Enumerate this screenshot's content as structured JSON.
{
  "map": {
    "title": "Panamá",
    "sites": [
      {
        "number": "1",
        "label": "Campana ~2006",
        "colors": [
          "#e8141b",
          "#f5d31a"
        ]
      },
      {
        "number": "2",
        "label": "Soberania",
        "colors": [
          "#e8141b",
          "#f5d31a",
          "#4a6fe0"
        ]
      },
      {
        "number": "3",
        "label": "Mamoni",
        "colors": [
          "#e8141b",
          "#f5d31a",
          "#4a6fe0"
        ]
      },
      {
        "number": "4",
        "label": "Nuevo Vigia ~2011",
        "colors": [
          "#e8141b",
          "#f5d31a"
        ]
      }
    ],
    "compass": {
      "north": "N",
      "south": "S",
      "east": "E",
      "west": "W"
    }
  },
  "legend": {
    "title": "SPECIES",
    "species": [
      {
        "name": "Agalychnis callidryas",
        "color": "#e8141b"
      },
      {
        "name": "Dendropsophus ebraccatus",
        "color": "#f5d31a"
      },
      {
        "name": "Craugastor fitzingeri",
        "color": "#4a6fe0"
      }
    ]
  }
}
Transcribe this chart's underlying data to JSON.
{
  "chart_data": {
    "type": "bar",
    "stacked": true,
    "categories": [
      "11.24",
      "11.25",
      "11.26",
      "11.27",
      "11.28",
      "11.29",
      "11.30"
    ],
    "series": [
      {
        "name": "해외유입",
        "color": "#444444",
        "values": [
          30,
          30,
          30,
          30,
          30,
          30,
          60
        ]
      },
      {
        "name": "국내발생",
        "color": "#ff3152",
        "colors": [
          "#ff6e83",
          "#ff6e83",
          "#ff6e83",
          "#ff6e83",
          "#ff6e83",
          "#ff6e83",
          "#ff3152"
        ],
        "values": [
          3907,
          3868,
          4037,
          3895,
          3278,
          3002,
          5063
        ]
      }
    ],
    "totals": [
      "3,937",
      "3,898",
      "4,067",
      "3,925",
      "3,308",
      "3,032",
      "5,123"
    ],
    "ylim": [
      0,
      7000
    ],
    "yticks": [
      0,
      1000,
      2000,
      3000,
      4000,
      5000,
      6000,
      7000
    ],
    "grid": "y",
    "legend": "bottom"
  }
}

◆ **GIVEN INSTRUCTION**
The answer consists only of the lines from the one containing "Transcribe this chart's" to the end of the records, each written out exactly.

◆ **COMPLETED EXERCISE**
Transcribe this chart's underlying data to JSON.
{
  "chart_data": {
    "type": "bar",
    "stacked": true,
    "categories": [
      "11.24",
      "11.25",
      "11.26",
      "11.27",
      "11.28",
      "11.29",
      "11.30"
    ],
    "series": [
      {
        "name": "해외유입",
        "color": "#444444",
        "values": [
          30,
          30,
          30,
          30,
          30,
          30,
          60
        ]
      },
      {
        "name": "국내발생",
        "color": "#ff3152",
        "colors": [
          "#ff6e83",
          "#ff6e83",
          "#ff6e83",
          "#ff6e83",
          "#ff6e83",
          "#ff6e83",
          "#ff3152"
        ],
        "values": [
          3907,
          3868,
          4037,
          3895,
          3278,
          3002,
          5063
        ]
      }
    ],
    "totals": [
      "3,937",
      "3,898",
      "4,067",
      "3,925",
      "3,308",
      "3,032",
      "5,123"
    ],
    "ylim": [
      0,
      7000
    ],
    "yticks": [
      0,
      1000,
      2000,
      3000,
      4000,
      5000,
      6000,
      7000
    ],
    "grid": "y",
    "legend": "bottom"
  }
}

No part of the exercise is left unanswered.